• [WRITTEN PROBLEM]:
Identify all lines below that hold "name" and collect them.

• [DATA FOR THE TASK]:
[START]
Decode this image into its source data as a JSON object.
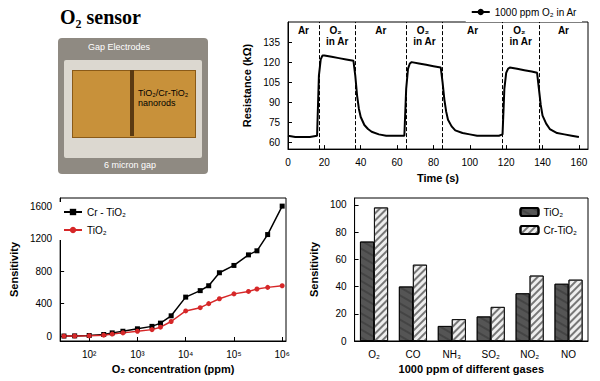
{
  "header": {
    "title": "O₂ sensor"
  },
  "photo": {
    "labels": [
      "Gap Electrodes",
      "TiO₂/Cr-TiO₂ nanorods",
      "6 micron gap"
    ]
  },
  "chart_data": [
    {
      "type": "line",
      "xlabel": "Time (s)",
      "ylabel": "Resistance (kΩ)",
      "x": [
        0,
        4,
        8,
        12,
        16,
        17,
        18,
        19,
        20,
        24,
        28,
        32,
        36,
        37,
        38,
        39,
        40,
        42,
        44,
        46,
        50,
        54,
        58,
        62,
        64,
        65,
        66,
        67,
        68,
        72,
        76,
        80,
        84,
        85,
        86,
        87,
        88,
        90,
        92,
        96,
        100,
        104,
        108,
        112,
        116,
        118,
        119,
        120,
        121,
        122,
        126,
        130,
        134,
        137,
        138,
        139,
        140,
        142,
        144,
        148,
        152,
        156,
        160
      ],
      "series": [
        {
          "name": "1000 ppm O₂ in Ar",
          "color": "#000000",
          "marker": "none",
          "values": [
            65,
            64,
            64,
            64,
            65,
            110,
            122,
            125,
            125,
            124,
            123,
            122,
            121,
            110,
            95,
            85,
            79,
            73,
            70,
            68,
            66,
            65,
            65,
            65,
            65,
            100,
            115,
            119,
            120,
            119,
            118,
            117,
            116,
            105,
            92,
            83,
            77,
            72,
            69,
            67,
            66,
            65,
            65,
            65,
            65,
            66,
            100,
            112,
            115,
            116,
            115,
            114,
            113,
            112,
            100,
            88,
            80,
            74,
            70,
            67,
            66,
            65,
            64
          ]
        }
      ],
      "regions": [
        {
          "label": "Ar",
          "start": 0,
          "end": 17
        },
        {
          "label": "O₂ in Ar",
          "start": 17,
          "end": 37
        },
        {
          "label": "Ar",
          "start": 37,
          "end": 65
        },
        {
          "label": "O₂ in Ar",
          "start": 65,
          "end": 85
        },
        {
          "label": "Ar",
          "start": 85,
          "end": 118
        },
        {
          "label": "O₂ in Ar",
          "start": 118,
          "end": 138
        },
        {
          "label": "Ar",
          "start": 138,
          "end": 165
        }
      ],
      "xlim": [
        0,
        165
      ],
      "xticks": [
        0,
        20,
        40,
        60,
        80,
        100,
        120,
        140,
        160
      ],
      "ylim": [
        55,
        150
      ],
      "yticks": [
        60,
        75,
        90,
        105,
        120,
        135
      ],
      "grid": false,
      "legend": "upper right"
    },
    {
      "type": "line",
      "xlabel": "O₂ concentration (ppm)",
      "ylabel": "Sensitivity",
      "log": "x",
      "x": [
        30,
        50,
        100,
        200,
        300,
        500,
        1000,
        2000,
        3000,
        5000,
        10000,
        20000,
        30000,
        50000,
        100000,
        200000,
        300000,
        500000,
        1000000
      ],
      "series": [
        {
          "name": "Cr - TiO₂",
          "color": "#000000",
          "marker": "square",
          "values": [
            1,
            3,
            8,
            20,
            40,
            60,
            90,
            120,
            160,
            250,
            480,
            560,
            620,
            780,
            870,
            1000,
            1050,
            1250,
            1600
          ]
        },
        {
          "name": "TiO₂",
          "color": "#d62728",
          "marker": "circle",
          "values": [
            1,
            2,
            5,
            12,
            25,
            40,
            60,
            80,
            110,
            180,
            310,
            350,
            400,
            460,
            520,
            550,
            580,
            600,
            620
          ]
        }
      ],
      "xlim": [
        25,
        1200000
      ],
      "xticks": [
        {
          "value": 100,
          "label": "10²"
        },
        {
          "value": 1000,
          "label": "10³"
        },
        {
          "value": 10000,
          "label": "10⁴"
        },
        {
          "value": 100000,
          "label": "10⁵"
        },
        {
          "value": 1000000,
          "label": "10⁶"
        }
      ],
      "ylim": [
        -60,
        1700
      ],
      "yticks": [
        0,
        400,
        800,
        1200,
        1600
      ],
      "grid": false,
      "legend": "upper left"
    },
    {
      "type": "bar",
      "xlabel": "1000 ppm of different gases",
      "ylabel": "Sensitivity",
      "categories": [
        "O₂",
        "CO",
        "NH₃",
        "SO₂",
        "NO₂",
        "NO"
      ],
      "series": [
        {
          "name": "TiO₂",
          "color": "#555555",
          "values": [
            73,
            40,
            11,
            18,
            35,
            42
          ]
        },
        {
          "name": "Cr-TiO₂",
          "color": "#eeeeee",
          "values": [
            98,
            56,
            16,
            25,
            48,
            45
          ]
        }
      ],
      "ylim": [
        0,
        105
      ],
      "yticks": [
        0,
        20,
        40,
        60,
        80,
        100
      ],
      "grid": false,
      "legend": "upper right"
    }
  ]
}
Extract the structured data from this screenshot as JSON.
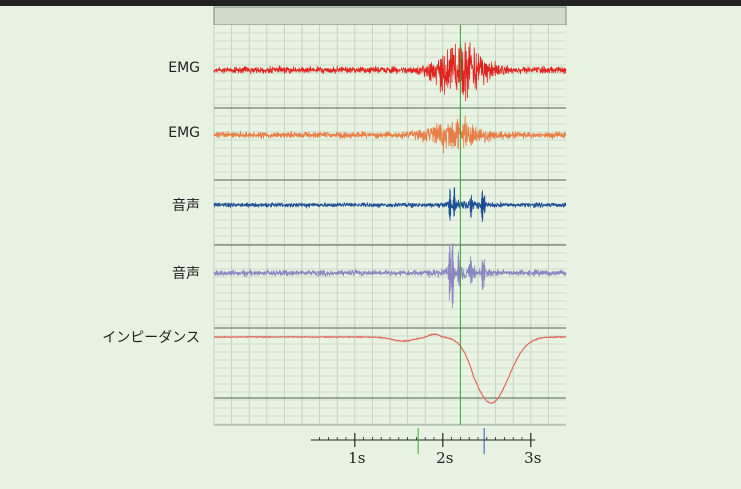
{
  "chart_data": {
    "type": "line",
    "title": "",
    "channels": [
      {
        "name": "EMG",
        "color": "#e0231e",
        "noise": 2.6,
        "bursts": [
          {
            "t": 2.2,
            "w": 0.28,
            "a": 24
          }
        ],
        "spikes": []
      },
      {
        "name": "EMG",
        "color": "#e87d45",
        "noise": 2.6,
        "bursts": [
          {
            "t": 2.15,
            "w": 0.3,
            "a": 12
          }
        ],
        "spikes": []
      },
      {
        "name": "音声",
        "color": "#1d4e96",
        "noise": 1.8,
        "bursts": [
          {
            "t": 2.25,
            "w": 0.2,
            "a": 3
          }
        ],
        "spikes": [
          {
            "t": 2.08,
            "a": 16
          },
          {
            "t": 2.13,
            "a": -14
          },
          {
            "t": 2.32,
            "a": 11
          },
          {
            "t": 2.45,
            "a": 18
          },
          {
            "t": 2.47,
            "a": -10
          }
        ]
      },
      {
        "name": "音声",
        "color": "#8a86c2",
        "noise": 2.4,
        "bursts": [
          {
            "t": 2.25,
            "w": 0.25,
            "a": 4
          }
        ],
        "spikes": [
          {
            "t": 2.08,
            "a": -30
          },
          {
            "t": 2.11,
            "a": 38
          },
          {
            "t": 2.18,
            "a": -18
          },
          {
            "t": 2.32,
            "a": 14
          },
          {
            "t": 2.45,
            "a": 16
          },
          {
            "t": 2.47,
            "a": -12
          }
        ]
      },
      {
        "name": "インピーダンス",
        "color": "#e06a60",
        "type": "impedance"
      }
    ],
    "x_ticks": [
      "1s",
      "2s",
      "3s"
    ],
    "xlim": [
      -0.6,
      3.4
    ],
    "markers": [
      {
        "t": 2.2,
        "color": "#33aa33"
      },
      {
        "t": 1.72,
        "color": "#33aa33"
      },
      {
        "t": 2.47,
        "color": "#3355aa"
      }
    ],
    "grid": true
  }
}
[END]
[START]
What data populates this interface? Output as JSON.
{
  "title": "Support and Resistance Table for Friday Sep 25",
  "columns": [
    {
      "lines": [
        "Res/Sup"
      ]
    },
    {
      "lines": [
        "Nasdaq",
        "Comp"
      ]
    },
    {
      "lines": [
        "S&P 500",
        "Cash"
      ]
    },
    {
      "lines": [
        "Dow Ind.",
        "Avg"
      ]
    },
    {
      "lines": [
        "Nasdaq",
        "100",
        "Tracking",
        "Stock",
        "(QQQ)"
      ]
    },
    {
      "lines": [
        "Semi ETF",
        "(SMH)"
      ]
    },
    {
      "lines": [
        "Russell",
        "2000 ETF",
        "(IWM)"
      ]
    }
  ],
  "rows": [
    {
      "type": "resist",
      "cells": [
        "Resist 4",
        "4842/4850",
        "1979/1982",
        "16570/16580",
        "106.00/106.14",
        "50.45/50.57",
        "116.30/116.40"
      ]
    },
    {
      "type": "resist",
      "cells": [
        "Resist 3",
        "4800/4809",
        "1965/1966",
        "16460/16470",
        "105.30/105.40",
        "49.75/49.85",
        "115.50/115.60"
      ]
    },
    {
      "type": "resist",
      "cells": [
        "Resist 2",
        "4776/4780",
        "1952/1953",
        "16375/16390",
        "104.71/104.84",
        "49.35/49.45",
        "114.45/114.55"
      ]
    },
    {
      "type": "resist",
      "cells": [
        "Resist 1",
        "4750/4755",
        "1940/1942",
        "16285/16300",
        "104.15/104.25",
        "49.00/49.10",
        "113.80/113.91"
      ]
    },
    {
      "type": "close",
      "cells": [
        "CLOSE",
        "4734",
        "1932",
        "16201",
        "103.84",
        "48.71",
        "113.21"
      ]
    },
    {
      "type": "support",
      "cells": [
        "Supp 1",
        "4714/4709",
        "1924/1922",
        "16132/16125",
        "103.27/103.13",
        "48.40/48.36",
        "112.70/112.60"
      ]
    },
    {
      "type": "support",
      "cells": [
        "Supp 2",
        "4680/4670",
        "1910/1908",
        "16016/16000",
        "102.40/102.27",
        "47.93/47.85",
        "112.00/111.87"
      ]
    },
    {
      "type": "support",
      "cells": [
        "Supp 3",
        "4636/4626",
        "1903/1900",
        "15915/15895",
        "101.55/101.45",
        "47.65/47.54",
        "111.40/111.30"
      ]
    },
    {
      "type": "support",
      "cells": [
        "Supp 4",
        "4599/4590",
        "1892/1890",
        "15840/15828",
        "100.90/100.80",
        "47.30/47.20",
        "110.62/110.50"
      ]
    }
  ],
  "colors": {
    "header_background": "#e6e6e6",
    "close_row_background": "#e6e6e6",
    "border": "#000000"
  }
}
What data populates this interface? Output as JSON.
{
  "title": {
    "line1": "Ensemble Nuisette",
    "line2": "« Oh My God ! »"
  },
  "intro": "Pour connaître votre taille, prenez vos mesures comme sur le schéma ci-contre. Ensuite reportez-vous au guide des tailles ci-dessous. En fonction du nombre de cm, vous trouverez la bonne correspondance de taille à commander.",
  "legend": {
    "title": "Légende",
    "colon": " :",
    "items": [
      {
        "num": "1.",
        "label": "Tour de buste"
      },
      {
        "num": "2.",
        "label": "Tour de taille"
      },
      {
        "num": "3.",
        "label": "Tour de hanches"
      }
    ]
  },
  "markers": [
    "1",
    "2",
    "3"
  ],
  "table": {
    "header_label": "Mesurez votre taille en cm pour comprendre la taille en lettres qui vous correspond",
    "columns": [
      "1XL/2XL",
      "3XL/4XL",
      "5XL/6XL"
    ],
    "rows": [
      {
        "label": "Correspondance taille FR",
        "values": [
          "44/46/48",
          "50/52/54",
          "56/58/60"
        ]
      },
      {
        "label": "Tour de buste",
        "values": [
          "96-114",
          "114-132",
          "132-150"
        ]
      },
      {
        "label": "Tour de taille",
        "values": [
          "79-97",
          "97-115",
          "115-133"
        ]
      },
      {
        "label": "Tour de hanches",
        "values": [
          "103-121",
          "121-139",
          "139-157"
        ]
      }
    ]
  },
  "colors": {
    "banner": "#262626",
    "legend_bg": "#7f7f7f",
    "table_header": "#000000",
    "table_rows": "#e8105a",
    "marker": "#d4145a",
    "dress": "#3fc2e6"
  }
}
[END]
• [RESPONSE TO THE TASK]:
          "name": "1000 ppm O₂ in Ar",
          "name": "Cr - TiO₂",
          "name": "TiO₂",
          "name": "TiO₂",
          "name": "Cr-TiO₂",
        "name": "EMG",
        "name": "EMG",
        "name": "音声",
        "name": "音声",
        "name": "インピーダンス",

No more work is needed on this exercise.